>> Start
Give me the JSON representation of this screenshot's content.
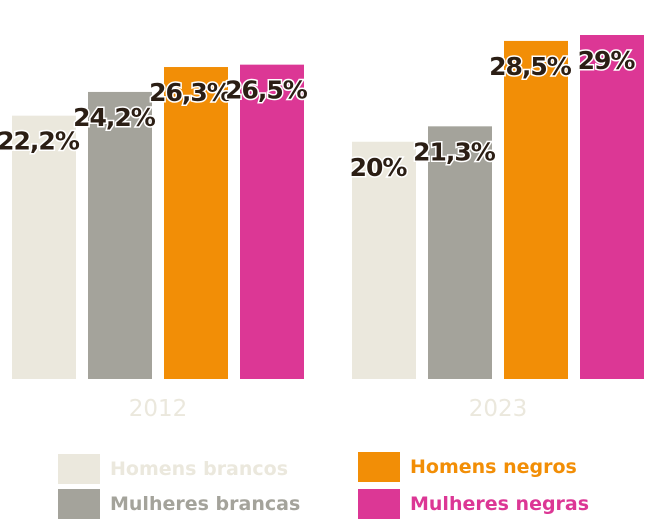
{
  "chart_data": {
    "type": "bar",
    "categories": [
      "2012",
      "2023"
    ],
    "series": [
      {
        "name": "Homens brancos",
        "color": "#ebe8dd",
        "values": [
          22.2,
          20
        ],
        "labels": [
          "22,2%",
          "20%"
        ]
      },
      {
        "name": "Mulheres brancas",
        "color": "#a4a39b",
        "values": [
          24.2,
          21.3
        ],
        "labels": [
          "24,2%",
          "21,3%"
        ]
      },
      {
        "name": "Homens negros",
        "color": "#f28e06",
        "values": [
          26.3,
          28.5
        ],
        "labels": [
          "26,3%",
          "28,5%"
        ]
      },
      {
        "name": "Mulheres negras",
        "color": "#dc3795",
        "values": [
          26.5,
          29
        ],
        "labels": [
          "26,5%",
          "29%"
        ]
      }
    ],
    "ylim": [
      0,
      29
    ],
    "legend_position": "bottom",
    "grid": false
  }
}
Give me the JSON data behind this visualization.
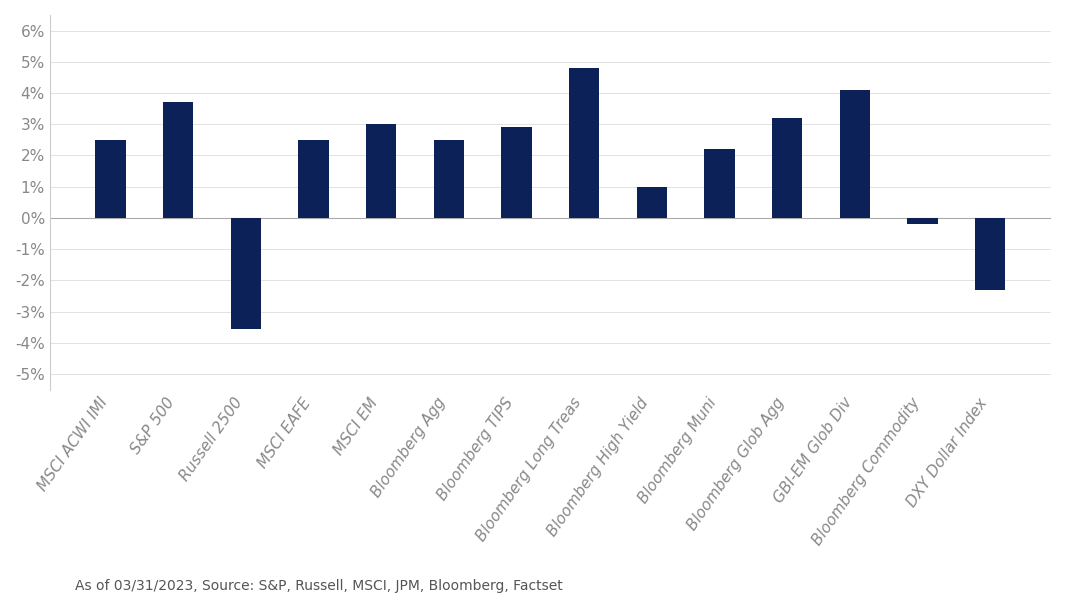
{
  "categories": [
    "MSCI ACWI IMI",
    "S&P 500",
    "Russell 2500",
    "MSCI EAFE",
    "MSCI EM",
    "Bloomberg Agg",
    "Bloomberg TIPS",
    "Bloomberg Long Treas",
    "Bloomberg High Yield",
    "Bloomberg Muni",
    "Bloomberg Glob Agg",
    "GBI-EM Glob Div",
    "Bloomberg Commodity",
    "DXY Dollar Index"
  ],
  "values": [
    2.5,
    3.7,
    -3.55,
    2.5,
    3.0,
    2.5,
    2.9,
    4.8,
    1.0,
    2.2,
    3.2,
    4.1,
    -0.2,
    -2.3
  ],
  "bar_color": "#0d2159",
  "background_color": "#ffffff",
  "ylim": [
    -5.5,
    6.5
  ],
  "yticks": [
    -5,
    -4,
    -3,
    -2,
    -1,
    0,
    1,
    2,
    3,
    4,
    5,
    6
  ],
  "ytick_labels": [
    "-5%",
    "-4%",
    "-3%",
    "-2%",
    "-1%",
    "0%",
    "1%",
    "2%",
    "3%",
    "4%",
    "5%",
    "6%"
  ],
  "footnote": "As of 03/31/2023, Source: S&P, Russell, MSCI, JPM, Bloomberg, Factset",
  "footnote_fontsize": 10,
  "tick_label_fontsize": 11,
  "xlabel_rotation": 55,
  "bar_width": 0.45
}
>> End
**Exercise task:**
Every record above should be transcribed exactly; the pictures stay out of the copy.

**Worked solution:**
Give me the JSON representation of this screenshot's content.
{
  "chart_data": {
    "type": "bar",
    "categories": [
      "2012",
      "2023"
    ],
    "series": [
      {
        "name": "Homens brancos",
        "color": "#ebe8dd",
        "values": [
          22.2,
          20
        ],
        "labels": [
          "22,2%",
          "20%"
        ]
      },
      {
        "name": "Mulheres brancas",
        "color": "#a4a39b",
        "values": [
          24.2,
          21.3
        ],
        "labels": [
          "24,2%",
          "21,3%"
        ]
      },
      {
        "name": "Homens negros",
        "color": "#f28e06",
        "values": [
          26.3,
          28.5
        ],
        "labels": [
          "26,3%",
          "28,5%"
        ]
      },
      {
        "name": "Mulheres negras",
        "color": "#dc3795",
        "values": [
          26.5,
          29
        ],
        "labels": [
          "26,5%",
          "29%"
        ]
      }
    ],
    "ylim": [
      0,
      29
    ],
    "legend_position": "bottom",
    "grid": false
  }
}
Give me the JSON data behind this visualization.
{
  "categories": [
    "MSCI ACWI IMI",
    "S&P 500",
    "Russell 2500",
    "MSCI EAFE",
    "MSCI EM",
    "Bloomberg Agg",
    "Bloomberg TIPS",
    "Bloomberg Long Treas",
    "Bloomberg High Yield",
    "Bloomberg Muni",
    "Bloomberg Glob Agg",
    "GBI-EM Glob Div",
    "Bloomberg Commodity",
    "DXY Dollar Index"
  ],
  "values": [
    2.5,
    3.7,
    -3.55,
    2.5,
    3.0,
    2.5,
    2.9,
    4.8,
    1.0,
    2.2,
    3.2,
    4.1,
    -0.2,
    -2.3
  ],
  "bar_color": "#0d2159",
  "background_color": "#ffffff",
  "ylim": [
    -5.5,
    6.5
  ],
  "yticks": [
    -5,
    -4,
    -3,
    -2,
    -1,
    0,
    1,
    2,
    3,
    4,
    5,
    6
  ],
  "ytick_labels": [
    "-5%",
    "-4%",
    "-3%",
    "-2%",
    "-1%",
    "0%",
    "1%",
    "2%",
    "3%",
    "4%",
    "5%",
    "6%"
  ],
  "footnote": "As of 03/31/2023, Source: S&P, Russell, MSCI, JPM, Bloomberg, Factset",
  "footnote_fontsize": 10,
  "tick_label_fontsize": 11,
  "xlabel_rotation": 55,
  "bar_width": 0.45
}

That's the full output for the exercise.